TO BE DONE: Without the pictures, give the entries below again exactly as written.
^^^^^^^^^^^^^^^^
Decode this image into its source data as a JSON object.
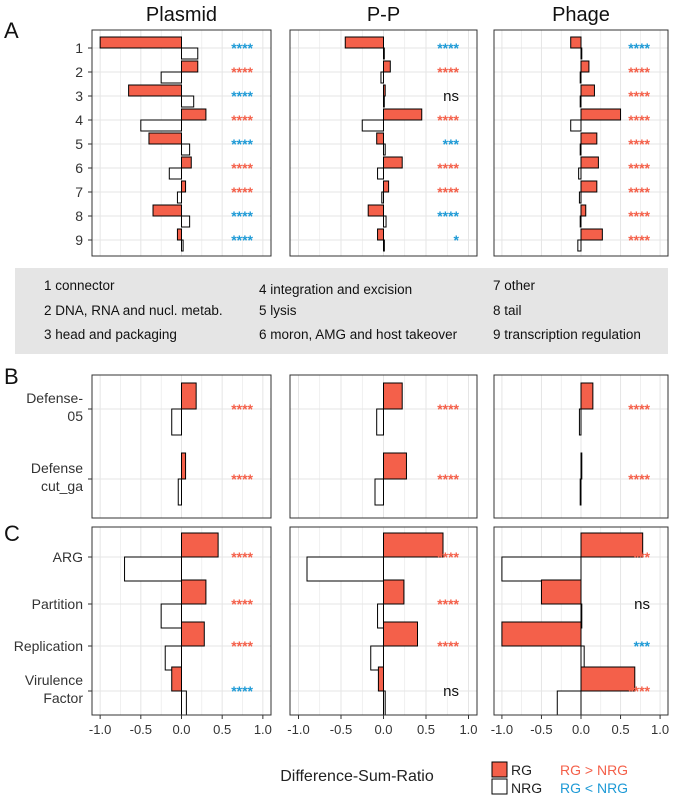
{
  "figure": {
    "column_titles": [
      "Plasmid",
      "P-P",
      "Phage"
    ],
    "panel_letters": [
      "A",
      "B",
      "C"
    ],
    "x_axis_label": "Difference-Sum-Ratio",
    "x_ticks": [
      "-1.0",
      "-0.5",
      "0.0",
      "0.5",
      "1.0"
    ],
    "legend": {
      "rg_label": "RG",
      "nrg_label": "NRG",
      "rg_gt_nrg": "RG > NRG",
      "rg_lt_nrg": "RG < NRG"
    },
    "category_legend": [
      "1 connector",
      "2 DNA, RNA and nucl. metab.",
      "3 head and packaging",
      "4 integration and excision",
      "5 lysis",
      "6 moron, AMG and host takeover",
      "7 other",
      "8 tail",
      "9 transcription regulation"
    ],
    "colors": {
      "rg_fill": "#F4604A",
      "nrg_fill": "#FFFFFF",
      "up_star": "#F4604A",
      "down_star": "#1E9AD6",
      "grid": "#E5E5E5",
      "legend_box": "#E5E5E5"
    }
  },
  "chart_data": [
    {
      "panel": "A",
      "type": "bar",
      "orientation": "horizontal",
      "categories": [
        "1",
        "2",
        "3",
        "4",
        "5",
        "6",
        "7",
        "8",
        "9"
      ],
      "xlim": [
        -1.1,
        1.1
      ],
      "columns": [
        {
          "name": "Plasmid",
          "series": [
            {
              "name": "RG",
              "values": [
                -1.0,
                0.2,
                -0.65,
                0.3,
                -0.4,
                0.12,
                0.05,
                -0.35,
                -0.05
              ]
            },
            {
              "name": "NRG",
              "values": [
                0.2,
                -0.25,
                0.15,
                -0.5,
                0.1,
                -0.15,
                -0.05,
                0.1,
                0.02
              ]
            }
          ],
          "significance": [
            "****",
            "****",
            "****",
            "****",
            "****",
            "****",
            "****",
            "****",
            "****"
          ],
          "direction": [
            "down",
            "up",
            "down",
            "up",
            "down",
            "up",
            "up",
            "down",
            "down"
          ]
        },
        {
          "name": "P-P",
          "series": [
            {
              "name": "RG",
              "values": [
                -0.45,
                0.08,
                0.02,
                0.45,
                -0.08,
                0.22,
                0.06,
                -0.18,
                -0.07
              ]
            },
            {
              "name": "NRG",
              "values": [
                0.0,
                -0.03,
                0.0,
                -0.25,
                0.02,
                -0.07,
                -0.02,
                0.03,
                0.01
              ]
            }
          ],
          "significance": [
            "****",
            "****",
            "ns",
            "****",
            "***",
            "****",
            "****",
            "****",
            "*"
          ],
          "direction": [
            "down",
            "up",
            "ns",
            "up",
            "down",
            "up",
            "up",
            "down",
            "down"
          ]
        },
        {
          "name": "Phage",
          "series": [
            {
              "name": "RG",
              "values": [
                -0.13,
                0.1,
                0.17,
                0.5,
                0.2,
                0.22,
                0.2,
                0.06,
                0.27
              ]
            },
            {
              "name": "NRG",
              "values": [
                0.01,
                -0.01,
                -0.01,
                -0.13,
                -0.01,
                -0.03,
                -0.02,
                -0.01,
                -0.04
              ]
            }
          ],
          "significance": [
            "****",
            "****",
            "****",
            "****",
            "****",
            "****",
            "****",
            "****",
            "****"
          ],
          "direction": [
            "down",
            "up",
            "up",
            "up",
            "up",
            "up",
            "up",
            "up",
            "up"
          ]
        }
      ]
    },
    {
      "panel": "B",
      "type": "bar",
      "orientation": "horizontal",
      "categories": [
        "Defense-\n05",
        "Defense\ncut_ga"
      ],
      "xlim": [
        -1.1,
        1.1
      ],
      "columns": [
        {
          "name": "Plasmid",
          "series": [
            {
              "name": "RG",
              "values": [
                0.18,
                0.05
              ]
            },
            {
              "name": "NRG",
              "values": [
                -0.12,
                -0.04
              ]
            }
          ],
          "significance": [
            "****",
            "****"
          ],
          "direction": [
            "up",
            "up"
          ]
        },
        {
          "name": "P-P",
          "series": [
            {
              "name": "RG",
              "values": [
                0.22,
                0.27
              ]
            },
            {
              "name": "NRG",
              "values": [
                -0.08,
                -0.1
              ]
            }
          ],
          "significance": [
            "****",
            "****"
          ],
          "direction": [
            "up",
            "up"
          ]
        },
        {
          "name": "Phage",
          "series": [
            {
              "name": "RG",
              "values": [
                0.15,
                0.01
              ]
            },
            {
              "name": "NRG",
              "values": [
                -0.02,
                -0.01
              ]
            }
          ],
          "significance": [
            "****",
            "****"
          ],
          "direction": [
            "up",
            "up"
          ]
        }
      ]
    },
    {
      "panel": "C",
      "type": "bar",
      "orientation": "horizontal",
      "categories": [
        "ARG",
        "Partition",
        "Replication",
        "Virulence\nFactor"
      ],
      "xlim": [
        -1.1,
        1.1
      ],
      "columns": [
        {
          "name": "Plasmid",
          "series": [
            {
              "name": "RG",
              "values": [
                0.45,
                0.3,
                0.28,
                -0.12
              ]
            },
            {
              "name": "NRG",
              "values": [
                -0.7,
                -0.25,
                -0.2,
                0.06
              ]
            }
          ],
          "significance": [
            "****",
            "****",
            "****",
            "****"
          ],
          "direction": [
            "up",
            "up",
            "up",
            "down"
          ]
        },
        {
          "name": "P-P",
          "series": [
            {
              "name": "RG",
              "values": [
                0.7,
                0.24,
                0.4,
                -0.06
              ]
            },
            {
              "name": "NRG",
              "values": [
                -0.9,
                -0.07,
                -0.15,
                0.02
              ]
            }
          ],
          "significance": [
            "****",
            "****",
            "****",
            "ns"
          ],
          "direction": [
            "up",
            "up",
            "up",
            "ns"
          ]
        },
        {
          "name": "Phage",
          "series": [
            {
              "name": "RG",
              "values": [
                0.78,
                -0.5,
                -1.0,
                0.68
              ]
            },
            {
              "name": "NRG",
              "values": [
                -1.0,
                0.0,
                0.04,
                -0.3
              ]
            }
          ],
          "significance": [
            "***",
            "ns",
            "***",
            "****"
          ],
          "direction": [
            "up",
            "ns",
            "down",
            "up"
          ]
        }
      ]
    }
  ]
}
^^^^^^^^^^^^^^^^
SOLUTION TO THE EXERCISE:
Decode this image into its source data as a JSON object.
{
  "figure": {
    "column_titles": [
      "Plasmid",
      "P-P",
      "Phage"
    ],
    "panel_letters": [
      "A",
      "B",
      "C"
    ],
    "x_axis_label": "Difference-Sum-Ratio",
    "x_ticks": [
      "-1.0",
      "-0.5",
      "0.0",
      "0.5",
      "1.0"
    ],
    "legend": {
      "rg_label": "RG",
      "nrg_label": "NRG",
      "rg_gt_nrg": "RG > NRG",
      "rg_lt_nrg": "RG < NRG"
    },
    "category_legend": [
      "1 connector",
      "2 DNA, RNA and nucl. metab.",
      "3 head and packaging",
      "4 integration and excision",
      "5 lysis",
      "6 moron, AMG and host takeover",
      "7 other",
      "8 tail",
      "9 transcription regulation"
    ],
    "colors": {
      "rg_fill": "#F4604A",
      "nrg_fill": "#FFFFFF",
      "up_star": "#F4604A",
      "down_star": "#1E9AD6",
      "grid": "#E5E5E5",
      "legend_box": "#E5E5E5"
    }
  },
  "chart_data": [
    {
      "panel": "A",
      "type": "bar",
      "orientation": "horizontal",
      "categories": [
        "1",
        "2",
        "3",
        "4",
        "5",
        "6",
        "7",
        "8",
        "9"
      ],
      "xlim": [
        -1.1,
        1.1
      ],
      "columns": [
        {
          "name": "Plasmid",
          "series": [
            {
              "name": "RG",
              "values": [
                -1.0,
                0.2,
                -0.65,
                0.3,
                -0.4,
                0.12,
                0.05,
                -0.35,
                -0.05
              ]
            },
            {
              "name": "NRG",
              "values": [
                0.2,
                -0.25,
                0.15,
                -0.5,
                0.1,
                -0.15,
                -0.05,
                0.1,
                0.02
              ]
            }
          ],
          "significance": [
            "****",
            "****",
            "****",
            "****",
            "****",
            "****",
            "****",
            "****",
            "****"
          ],
          "direction": [
            "down",
            "up",
            "down",
            "up",
            "down",
            "up",
            "up",
            "down",
            "down"
          ]
        },
        {
          "name": "P-P",
          "series": [
            {
              "name": "RG",
              "values": [
                -0.45,
                0.08,
                0.02,
                0.45,
                -0.08,
                0.22,
                0.06,
                -0.18,
                -0.07
              ]
            },
            {
              "name": "NRG",
              "values": [
                0.0,
                -0.03,
                0.0,
                -0.25,
                0.02,
                -0.07,
                -0.02,
                0.03,
                0.01
              ]
            }
          ],
          "significance": [
            "****",
            "****",
            "ns",
            "****",
            "***",
            "****",
            "****",
            "****",
            "*"
          ],
          "direction": [
            "down",
            "up",
            "ns",
            "up",
            "down",
            "up",
            "up",
            "down",
            "down"
          ]
        },
        {
          "name": "Phage",
          "series": [
            {
              "name": "RG",
              "values": [
                -0.13,
                0.1,
                0.17,
                0.5,
                0.2,
                0.22,
                0.2,
                0.06,
                0.27
              ]
            },
            {
              "name": "NRG",
              "values": [
                0.01,
                -0.01,
                -0.01,
                -0.13,
                -0.01,
                -0.03,
                -0.02,
                -0.01,
                -0.04
              ]
            }
          ],
          "significance": [
            "****",
            "****",
            "****",
            "****",
            "****",
            "****",
            "****",
            "****",
            "****"
          ],
          "direction": [
            "down",
            "up",
            "up",
            "up",
            "up",
            "up",
            "up",
            "up",
            "up"
          ]
        }
      ]
    },
    {
      "panel": "B",
      "type": "bar",
      "orientation": "horizontal",
      "categories": [
        "Defense-\n05",
        "Defense\ncut_ga"
      ],
      "xlim": [
        -1.1,
        1.1
      ],
      "columns": [
        {
          "name": "Plasmid",
          "series": [
            {
              "name": "RG",
              "values": [
                0.18,
                0.05
              ]
            },
            {
              "name": "NRG",
              "values": [
                -0.12,
                -0.04
              ]
            }
          ],
          "significance": [
            "****",
            "****"
          ],
          "direction": [
            "up",
            "up"
          ]
        },
        {
          "name": "P-P",
          "series": [
            {
              "name": "RG",
              "values": [
                0.22,
                0.27
              ]
            },
            {
              "name": "NRG",
              "values": [
                -0.08,
                -0.1
              ]
            }
          ],
          "significance": [
            "****",
            "****"
          ],
          "direction": [
            "up",
            "up"
          ]
        },
        {
          "name": "Phage",
          "series": [
            {
              "name": "RG",
              "values": [
                0.15,
                0.01
              ]
            },
            {
              "name": "NRG",
              "values": [
                -0.02,
                -0.01
              ]
            }
          ],
          "significance": [
            "****",
            "****"
          ],
          "direction": [
            "up",
            "up"
          ]
        }
      ]
    },
    {
      "panel": "C",
      "type": "bar",
      "orientation": "horizontal",
      "categories": [
        "ARG",
        "Partition",
        "Replication",
        "Virulence\nFactor"
      ],
      "xlim": [
        -1.1,
        1.1
      ],
      "columns": [
        {
          "name": "Plasmid",
          "series": [
            {
              "name": "RG",
              "values": [
                0.45,
                0.3,
                0.28,
                -0.12
              ]
            },
            {
              "name": "NRG",
              "values": [
                -0.7,
                -0.25,
                -0.2,
                0.06
              ]
            }
          ],
          "significance": [
            "****",
            "****",
            "****",
            "****"
          ],
          "direction": [
            "up",
            "up",
            "up",
            "down"
          ]
        },
        {
          "name": "P-P",
          "series": [
            {
              "name": "RG",
              "values": [
                0.7,
                0.24,
                0.4,
                -0.06
              ]
            },
            {
              "name": "NRG",
              "values": [
                -0.9,
                -0.07,
                -0.15,
                0.02
              ]
            }
          ],
          "significance": [
            "****",
            "****",
            "****",
            "ns"
          ],
          "direction": [
            "up",
            "up",
            "up",
            "ns"
          ]
        },
        {
          "name": "Phage",
          "series": [
            {
              "name": "RG",
              "values": [
                0.78,
                -0.5,
                -1.0,
                0.68
              ]
            },
            {
              "name": "NRG",
              "values": [
                -1.0,
                0.0,
                0.04,
                -0.3
              ]
            }
          ],
          "significance": [
            "***",
            "ns",
            "***",
            "****"
          ],
          "direction": [
            "up",
            "ns",
            "down",
            "up"
          ]
        }
      ]
    }
  ]
}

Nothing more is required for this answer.